WHAT YOU SHOULD DO:
Each line containing the word "NHTMCP" should be found and copied.

DATA SUPPLIED:
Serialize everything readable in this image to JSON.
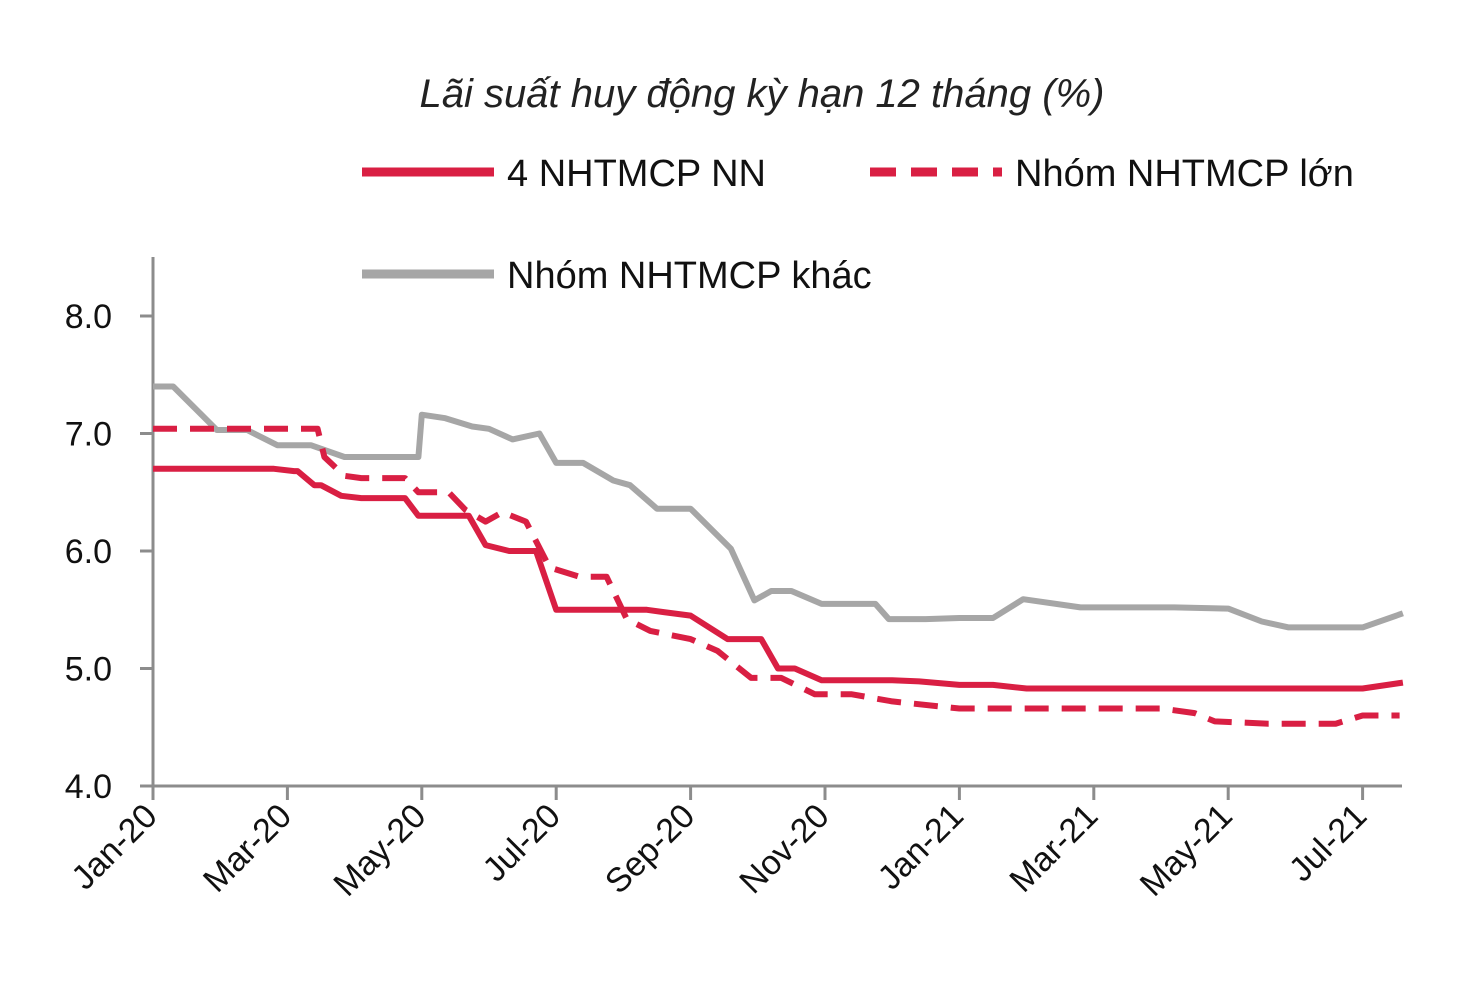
{
  "chart_data": {
    "type": "line",
    "title": "Lãi suất huy động kỳ hạn 12 tháng (%)",
    "xlabel": "",
    "ylabel": "",
    "ylim": [
      4.0,
      8.5
    ],
    "yticks": [
      4.0,
      5.0,
      6.0,
      7.0,
      8.0
    ],
    "ytick_labels": [
      "4.0",
      "5.0",
      "6.0",
      "7.0",
      "8.0"
    ],
    "x_range": [
      0,
      18.6
    ],
    "xticks": [
      0,
      2,
      4,
      6,
      8,
      10,
      12,
      14,
      16,
      18
    ],
    "xtick_labels": [
      "Jan-20",
      "Mar-20",
      "May-20",
      "Jul-20",
      "Sep-20",
      "Nov-20",
      "Jan-21",
      "Mar-21",
      "May-21",
      "Jul-21"
    ],
    "legend_position": "top",
    "grid": false,
    "series": [
      {
        "name": "4 NHTMCP NN",
        "color": "#d91f43",
        "dash": "solid",
        "points": [
          [
            0,
            6.7
          ],
          [
            1.45,
            6.7
          ],
          [
            1.8,
            6.7
          ],
          [
            2.1,
            6.68
          ],
          [
            2.15,
            6.68
          ],
          [
            2.4,
            6.56
          ],
          [
            2.5,
            6.56
          ],
          [
            2.8,
            6.47
          ],
          [
            3.1,
            6.45
          ],
          [
            3.75,
            6.45
          ],
          [
            3.95,
            6.3
          ],
          [
            4.7,
            6.3
          ],
          [
            4.95,
            6.05
          ],
          [
            5.3,
            6.0
          ],
          [
            5.7,
            6.0
          ],
          [
            6.0,
            5.5
          ],
          [
            7.35,
            5.5
          ],
          [
            7.6,
            5.48
          ],
          [
            8.0,
            5.45
          ],
          [
            8.55,
            5.25
          ],
          [
            9.05,
            5.25
          ],
          [
            9.3,
            5.0
          ],
          [
            9.55,
            5.0
          ],
          [
            9.95,
            4.9
          ],
          [
            10.4,
            4.9
          ],
          [
            11.0,
            4.9
          ],
          [
            11.4,
            4.89
          ],
          [
            12.0,
            4.86
          ],
          [
            12.5,
            4.86
          ],
          [
            13.0,
            4.83
          ],
          [
            14.0,
            4.83
          ],
          [
            15.5,
            4.83
          ],
          [
            17.0,
            4.83
          ],
          [
            17.5,
            4.83
          ],
          [
            18.0,
            4.83
          ],
          [
            18.6,
            4.88
          ]
        ]
      },
      {
        "name": "Nhóm NHTMCP lớn",
        "color": "#d91f43",
        "dash": "dashed",
        "points": [
          [
            0,
            7.04
          ],
          [
            2.45,
            7.04
          ],
          [
            2.55,
            6.8
          ],
          [
            2.85,
            6.64
          ],
          [
            3.1,
            6.62
          ],
          [
            3.75,
            6.62
          ],
          [
            3.95,
            6.5
          ],
          [
            4.4,
            6.5
          ],
          [
            4.65,
            6.35
          ],
          [
            4.95,
            6.25
          ],
          [
            5.2,
            6.33
          ],
          [
            5.55,
            6.25
          ],
          [
            5.9,
            5.86
          ],
          [
            6.35,
            5.78
          ],
          [
            6.75,
            5.78
          ],
          [
            7.05,
            5.42
          ],
          [
            7.4,
            5.32
          ],
          [
            8.0,
            5.25
          ],
          [
            8.4,
            5.15
          ],
          [
            8.9,
            4.92
          ],
          [
            9.35,
            4.92
          ],
          [
            9.85,
            4.78
          ],
          [
            10.4,
            4.78
          ],
          [
            11.0,
            4.72
          ],
          [
            12.0,
            4.66
          ],
          [
            12.5,
            4.66
          ],
          [
            14.0,
            4.66
          ],
          [
            15.0,
            4.66
          ],
          [
            15.5,
            4.62
          ],
          [
            15.8,
            4.55
          ],
          [
            16.6,
            4.53
          ],
          [
            17.3,
            4.53
          ],
          [
            17.6,
            4.53
          ],
          [
            18.0,
            4.6
          ],
          [
            18.55,
            4.6
          ]
        ]
      },
      {
        "name": "Nhóm NHTMCP khác",
        "color": "#a6a6a6",
        "dash": "solid",
        "points": [
          [
            0,
            7.4
          ],
          [
            0.3,
            7.4
          ],
          [
            0.95,
            7.03
          ],
          [
            1.4,
            7.03
          ],
          [
            1.85,
            6.9
          ],
          [
            2.35,
            6.9
          ],
          [
            2.85,
            6.8
          ],
          [
            3.25,
            6.8
          ],
          [
            3.95,
            6.8
          ],
          [
            4.0,
            7.16
          ],
          [
            4.35,
            7.13
          ],
          [
            4.75,
            7.06
          ],
          [
            5.0,
            7.04
          ],
          [
            5.35,
            6.95
          ],
          [
            5.75,
            7.0
          ],
          [
            6.0,
            6.75
          ],
          [
            6.4,
            6.75
          ],
          [
            6.85,
            6.6
          ],
          [
            7.1,
            6.56
          ],
          [
            7.5,
            6.36
          ],
          [
            8.0,
            6.36
          ],
          [
            8.6,
            6.02
          ],
          [
            8.95,
            5.58
          ],
          [
            9.2,
            5.66
          ],
          [
            9.5,
            5.66
          ],
          [
            9.95,
            5.55
          ],
          [
            10.75,
            5.55
          ],
          [
            10.95,
            5.42
          ],
          [
            11.5,
            5.42
          ],
          [
            12.0,
            5.43
          ],
          [
            12.5,
            5.43
          ],
          [
            12.95,
            5.59
          ],
          [
            13.8,
            5.52
          ],
          [
            14.5,
            5.52
          ],
          [
            15.2,
            5.52
          ],
          [
            16.0,
            5.51
          ],
          [
            16.5,
            5.4
          ],
          [
            16.9,
            5.35
          ],
          [
            17.3,
            5.35
          ],
          [
            18.0,
            5.35
          ],
          [
            18.6,
            5.47
          ]
        ]
      }
    ]
  }
}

WRITTEN ANSWER:
        "name": "4 NHTMCP NN",
        "name": "Nhóm NHTMCP lớn",
        "name": "Nhóm NHTMCP khác",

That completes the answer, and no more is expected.